(节选)
闪光灯频闪,张兰在镜头前娴熟地切换着不同的动作,时不时地还会和摄影师辩上一两句,“我不要收下巴,我觉得这样往高处看会比较漂亮。”
张兰喜欢打扮自己,喜欢漂亮衣服,虽然她逛街的时间并不是很多。前不久她去法国开世界妇女大会的时候,和同去的洪晃等人趁机一起大肆“血拼”(shopping),后来洪晃在电视里说起在法国怎么买东西,怎么逛的时候,看电视的张兰开心的像小孩儿一样指着电视向自己身边的人说:“你们看你们看,就是说我们呢,说我们一起‘血拼’的事儿呢。”
张兰说自己是个“追求十全十美的人”,这不仅仅是指她漂亮时尚的照片会时不时地见诸报端。
张兰说,有一次,也就是2001年俏江南中关村店装修的时候,她去柳传志盖的那栋大楼看工程进度的时候,碰巧在洗手间里听到隔壁的,可能是在那大楼里的外企上班的一个女孩子在骂老板。“那次对我有特别大的震撼。我心想,我一定不能像那个老板一样。我希望和员工的交流是面对面的,我不希望我只是做老板成功,我做人也要成功。我绝不要俏江南像有的日本公司一样,还需要给人提供一个出气的地方。所以我一直比较注意。虽然我性格不是很好,急脾气,有时候也拍桌子,也骂人。但我相信,员工,离开的或没离开的,顶多说我们老板很厉害。这已经是他们对我用到的最严重的‘贬义词’了。”
女性管理者与生俱来的感性气质,很容易让张兰这么一个“厉害”女人在员工面前切换成亲人的角色。有个年轻的女员工怀孕了,张兰会大清早7点钟跑去宣武医院帮她排队挂号,她说,她知道一个人在异乡遇到苦难时候的孤独和恐惧。员工中跟她亲近的人,在生活中遇到大事情甚至会在午夜之后“骚扰”她,“他们知道我白天很忙,会夜里给我打电话”。
张兰坚持说“善良”是一个人必备的素质,也是今天做企业家必备的素质,她认为她的店面里服务人员大多是俊男靓女的本质原因是“相由心生”,因为他们能够在她的领导下快乐地工作。陈鲁豫和张兰是长江商学院的同学,她把张兰形容成“浑身上下燃烧着一团火”的人。

(任务说明) 接着上面写张兰的这段文字往下写，从最后一句之后续起。

(已知信息)
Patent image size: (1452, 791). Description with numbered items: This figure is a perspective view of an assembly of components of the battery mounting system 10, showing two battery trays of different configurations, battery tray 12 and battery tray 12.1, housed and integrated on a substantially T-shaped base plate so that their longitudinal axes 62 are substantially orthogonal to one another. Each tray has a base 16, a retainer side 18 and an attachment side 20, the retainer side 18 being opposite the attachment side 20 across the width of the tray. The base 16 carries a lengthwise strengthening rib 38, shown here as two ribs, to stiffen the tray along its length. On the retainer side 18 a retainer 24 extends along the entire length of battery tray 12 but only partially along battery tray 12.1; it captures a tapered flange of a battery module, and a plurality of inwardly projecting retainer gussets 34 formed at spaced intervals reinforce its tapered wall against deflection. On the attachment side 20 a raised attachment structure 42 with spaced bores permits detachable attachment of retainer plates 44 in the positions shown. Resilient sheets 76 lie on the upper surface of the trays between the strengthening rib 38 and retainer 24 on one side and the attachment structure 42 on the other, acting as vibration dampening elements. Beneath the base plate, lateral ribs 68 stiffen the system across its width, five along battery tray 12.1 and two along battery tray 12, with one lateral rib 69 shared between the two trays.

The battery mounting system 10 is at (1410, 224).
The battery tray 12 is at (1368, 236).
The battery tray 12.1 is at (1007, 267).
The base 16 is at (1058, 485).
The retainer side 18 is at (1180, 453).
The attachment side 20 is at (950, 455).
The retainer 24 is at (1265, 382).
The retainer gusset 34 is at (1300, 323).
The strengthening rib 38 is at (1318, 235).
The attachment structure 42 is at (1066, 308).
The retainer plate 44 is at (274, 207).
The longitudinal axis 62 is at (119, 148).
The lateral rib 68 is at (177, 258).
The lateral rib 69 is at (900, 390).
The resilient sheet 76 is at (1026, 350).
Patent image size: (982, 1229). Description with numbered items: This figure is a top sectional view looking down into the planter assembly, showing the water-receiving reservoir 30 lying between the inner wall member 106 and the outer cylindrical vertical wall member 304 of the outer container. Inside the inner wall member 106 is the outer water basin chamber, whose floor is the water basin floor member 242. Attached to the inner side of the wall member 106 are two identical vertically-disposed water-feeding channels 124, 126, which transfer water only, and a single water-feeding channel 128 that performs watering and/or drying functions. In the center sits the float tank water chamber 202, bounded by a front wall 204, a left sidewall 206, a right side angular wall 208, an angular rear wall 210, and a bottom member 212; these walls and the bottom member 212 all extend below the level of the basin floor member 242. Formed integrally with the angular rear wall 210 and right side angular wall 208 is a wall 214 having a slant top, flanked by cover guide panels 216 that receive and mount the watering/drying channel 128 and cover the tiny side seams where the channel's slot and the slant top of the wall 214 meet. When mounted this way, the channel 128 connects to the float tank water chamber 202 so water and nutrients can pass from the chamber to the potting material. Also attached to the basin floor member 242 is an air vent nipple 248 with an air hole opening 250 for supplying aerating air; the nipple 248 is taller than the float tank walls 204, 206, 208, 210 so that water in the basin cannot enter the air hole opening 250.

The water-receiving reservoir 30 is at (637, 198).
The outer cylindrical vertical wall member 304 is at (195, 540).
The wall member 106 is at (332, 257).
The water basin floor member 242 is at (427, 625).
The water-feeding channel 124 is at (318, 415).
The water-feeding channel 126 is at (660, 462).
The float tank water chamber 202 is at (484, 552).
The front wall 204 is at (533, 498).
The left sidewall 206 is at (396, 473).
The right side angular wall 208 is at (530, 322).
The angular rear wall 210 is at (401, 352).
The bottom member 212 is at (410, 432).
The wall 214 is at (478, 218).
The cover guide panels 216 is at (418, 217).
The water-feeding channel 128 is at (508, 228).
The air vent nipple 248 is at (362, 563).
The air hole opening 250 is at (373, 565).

(书面回答)
归国再出国
张兰在自己办公桌对面挂了一张自己背影的照片,是当年在加拿大拍的,照片中她倚着木栅,眺望群山,红色纱巾在风中飘舞。问她有什么含义吗?答曰:“没想那么多,觉得喜欢,就挂这儿了。”她说自己是个凭直觉做事情的人,她的直觉来自天生,她3岁学会织毛衣的时候就知道自己很聪明。
17年前,因为不愿寄人篱下,放弃已经到手的美国移民纸,张兰回到中国。如今她选择再次出国。张兰要把俏江南开到纽约的云端——她将和国内某地产大亨联手,在纽约在建的某著名大厦顶端买下了5层物业,大厦建成后,其中2层会成为美国第一家俏江南餐厅。
俏江南国际化的道路其实已经取得阶段性成果,张兰之子,俏江南集团执行董事汪小菲在其博客中透露,俏江南在日本的餐厅将在今年落户东京的表参道——这是东京地价最高的区域,已经取代六本木和银座成为世界品牌最多的地段。为此,俏江南找到的拍档是日本最大的餐饮集团,一家国际知名上市公司。该公司在日本有700多家餐厅,垄断了从日本飞往各国的70%航空配餐,在与俏江南的协议中,该公司在表参道的店将改成俏江南。
“我觉得中餐和洋快餐的区别就在于,一个有文化,一个没文化,一个有流程,一个没流程。”张兰说起中餐如何国际化的话题时候挥舞着手臂,语调慷慨激昂,声音越来越大。“所以我们就得建流程。我们凭什么老崇洋媚外?一个破面团,一个大牛肉饼,大油一炸,一个破土豆条子,就吃得津津有味。我现在就叫板,叫板麦当劳。”她的战术秘籍是寻找国际拍档,她要学习星巴克进入中国时找美大集团做拍档一样,了解当地市场后才真正地站起来。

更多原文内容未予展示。